◆ Extracted text ◆
I am told, by one of my Friendly Scientists, that this is related to what is known as the "weak anthropic principle," which states that the universe could have had other patterns and other physical laws, but we would not have evolved there to see them. So the reason our universe follows the patterns it does, is because we evolved within those patterns and our physical beings are evolved to work within the laws as they exist in this universe. We can see it, and make mathematics to explain it, because we're already part of it, and are formed by it.

A similar idea is proposed by Lee Smolin, whom I wrote about earlier this year. He says that zillions of universes are "created," each with different parameters, but only a few of them have the conditions necessary to evolve matter and stars, let alone living things. There is, by his reckoning, a whole "ecology" of universes, in which a kind of "natural selection" takes place. Each universe starts with a different set of physical parameters. Some of them have no coherence or stability, and disappear quickly. Others persist for a while, until some factor in their allotment of laws and constants overwhelms them and they also collapse. But others, whose conditions are more favorable, will develop stars, galaxies, and the re-cycling process that allows the precursor elements of organic life to develop. These "clusters" of universes will last longer, and within those clusters, one or two of them will survive long enough to develop life. And then within that lucky portion, the life that survives will develop intelligence, and collectively live long enough to build a society in which theoretical physicists can wonder about the anthropic principle.

Posted at 2:16 am | link


Sat, 10 Jul, 2004

The perplexities of e

One of my favorite math reference books is the monumental Mathematics: from the Birth of Numbers, by Swedish writer Jan Gullberg, illustrated by Jan's son Per, as well as other members of his family. Gullberg was not a mathematician; he was a surgeon, who also wrote on scientific and medical topics. This grand compendium, published in 1996, was recommended to me by one of my Friendly Scientists who unfortunately is no longer with us. Charles Sheffield, who died in 2002, was both a scientist and a science fiction writer. When I told Sheffield, at a convention in 2001, that I was studying mathematics, he immediately cited me the Gullberg title, and said that this book would last me a lifetime. It's not something you read sequentially, like a novel; it's a reference book, where you look up what you need, when and where you need it.

It has an excellent chapter on logarithms and their origins. Mathematics, like music and costuming, is one of those fields of human endeavor where the past is everpresent, and where practitioners willingly attend to details of tradition that may go back thousands of years. Gullberg recounts the work of seventeenth-century Scottish mathematician John Napier. Though he's credited with the invention of logarithms, he actually must share that credit with one of his English contemporaries, Henry Briggs. It is Napier, though, whose name appears with logarithms based on the number e even though the books say that he didn't invent this form. The logarithm chapter of the Gullberg book shows a somewhat poorly printed facsimile page of Napier's book A Description of the Admirable Table oe Logarithmes, With a declaration of the most plentiful, easy, and speedy vie thereof in both kindes of Trigonometrie, as also in all Mathematicall calculations.

◆ Information provided ◆

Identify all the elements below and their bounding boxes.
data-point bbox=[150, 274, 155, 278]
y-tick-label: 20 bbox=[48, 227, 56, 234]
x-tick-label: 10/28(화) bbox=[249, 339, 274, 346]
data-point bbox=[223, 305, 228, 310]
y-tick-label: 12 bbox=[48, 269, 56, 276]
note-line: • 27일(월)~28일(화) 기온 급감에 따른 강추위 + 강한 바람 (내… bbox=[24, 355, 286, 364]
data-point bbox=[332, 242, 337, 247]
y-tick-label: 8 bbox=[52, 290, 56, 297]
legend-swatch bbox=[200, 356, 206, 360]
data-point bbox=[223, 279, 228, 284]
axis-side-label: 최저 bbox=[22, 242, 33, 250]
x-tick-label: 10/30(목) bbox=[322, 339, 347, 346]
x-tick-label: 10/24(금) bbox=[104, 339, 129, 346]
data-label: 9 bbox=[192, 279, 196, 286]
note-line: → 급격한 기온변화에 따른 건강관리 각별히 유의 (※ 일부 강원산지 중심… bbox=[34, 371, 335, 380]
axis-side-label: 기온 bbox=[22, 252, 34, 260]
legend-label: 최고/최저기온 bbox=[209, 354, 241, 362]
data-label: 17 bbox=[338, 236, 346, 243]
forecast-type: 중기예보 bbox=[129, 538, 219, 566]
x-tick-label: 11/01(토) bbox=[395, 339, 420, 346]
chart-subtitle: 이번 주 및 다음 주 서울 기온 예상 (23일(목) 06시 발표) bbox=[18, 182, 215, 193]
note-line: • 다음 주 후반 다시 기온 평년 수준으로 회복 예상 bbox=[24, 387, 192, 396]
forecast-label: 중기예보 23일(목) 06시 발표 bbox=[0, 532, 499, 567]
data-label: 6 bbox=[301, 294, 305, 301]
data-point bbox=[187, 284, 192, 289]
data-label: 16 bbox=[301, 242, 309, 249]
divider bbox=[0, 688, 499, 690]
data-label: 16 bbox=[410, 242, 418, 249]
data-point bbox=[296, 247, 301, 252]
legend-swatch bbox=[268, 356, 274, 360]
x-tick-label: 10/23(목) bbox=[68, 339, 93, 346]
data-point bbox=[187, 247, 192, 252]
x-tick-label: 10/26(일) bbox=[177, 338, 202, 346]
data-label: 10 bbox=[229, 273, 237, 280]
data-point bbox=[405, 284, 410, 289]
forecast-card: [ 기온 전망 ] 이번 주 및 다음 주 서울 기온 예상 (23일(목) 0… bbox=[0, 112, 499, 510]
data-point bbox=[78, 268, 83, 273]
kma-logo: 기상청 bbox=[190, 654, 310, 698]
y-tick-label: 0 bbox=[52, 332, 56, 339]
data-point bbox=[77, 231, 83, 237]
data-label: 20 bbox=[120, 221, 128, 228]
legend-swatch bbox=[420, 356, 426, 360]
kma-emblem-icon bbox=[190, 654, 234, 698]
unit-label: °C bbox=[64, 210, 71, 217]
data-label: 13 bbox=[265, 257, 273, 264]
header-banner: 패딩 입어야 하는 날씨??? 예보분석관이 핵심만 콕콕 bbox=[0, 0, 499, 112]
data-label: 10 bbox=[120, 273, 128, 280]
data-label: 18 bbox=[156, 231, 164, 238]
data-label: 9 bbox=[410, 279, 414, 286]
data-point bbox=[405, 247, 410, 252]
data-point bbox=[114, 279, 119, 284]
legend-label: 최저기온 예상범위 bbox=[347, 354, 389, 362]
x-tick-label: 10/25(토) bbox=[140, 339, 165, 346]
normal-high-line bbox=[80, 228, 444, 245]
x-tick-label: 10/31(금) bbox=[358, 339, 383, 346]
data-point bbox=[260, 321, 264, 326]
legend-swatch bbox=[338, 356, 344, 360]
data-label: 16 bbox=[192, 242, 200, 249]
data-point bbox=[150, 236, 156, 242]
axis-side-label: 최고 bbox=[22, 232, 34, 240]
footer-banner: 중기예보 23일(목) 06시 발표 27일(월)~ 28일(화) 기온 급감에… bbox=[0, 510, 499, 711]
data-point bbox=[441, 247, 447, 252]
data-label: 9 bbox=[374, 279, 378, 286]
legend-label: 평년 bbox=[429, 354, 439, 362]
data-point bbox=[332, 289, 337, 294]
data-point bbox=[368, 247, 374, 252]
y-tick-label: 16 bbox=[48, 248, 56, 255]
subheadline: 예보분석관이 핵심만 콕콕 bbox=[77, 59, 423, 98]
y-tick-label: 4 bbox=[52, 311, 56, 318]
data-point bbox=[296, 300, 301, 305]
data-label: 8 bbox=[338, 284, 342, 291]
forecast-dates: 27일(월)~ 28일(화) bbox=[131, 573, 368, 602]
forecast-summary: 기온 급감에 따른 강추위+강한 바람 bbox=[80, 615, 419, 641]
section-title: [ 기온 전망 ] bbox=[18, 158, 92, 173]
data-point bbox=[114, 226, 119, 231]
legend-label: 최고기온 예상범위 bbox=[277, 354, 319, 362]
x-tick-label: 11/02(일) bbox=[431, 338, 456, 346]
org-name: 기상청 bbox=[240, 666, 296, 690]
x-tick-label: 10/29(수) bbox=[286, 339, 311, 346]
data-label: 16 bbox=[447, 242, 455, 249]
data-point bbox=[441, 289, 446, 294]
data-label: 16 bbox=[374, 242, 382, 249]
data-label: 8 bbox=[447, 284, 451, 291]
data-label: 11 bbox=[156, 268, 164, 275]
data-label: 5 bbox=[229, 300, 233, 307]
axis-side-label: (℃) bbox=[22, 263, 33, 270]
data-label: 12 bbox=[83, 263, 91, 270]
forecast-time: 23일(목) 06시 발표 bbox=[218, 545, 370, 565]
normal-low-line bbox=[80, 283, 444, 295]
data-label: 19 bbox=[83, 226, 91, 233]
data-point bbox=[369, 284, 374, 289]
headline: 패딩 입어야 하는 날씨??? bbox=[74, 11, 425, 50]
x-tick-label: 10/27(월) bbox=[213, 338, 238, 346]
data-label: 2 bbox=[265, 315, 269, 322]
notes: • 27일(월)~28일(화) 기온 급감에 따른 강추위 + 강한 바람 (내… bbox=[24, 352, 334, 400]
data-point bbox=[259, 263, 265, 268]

◆ What you have to do ◆
According to the text, what was Jan Gullberg's profession? The records aren't needed for this.

◆ Solution ◆
Surgeon.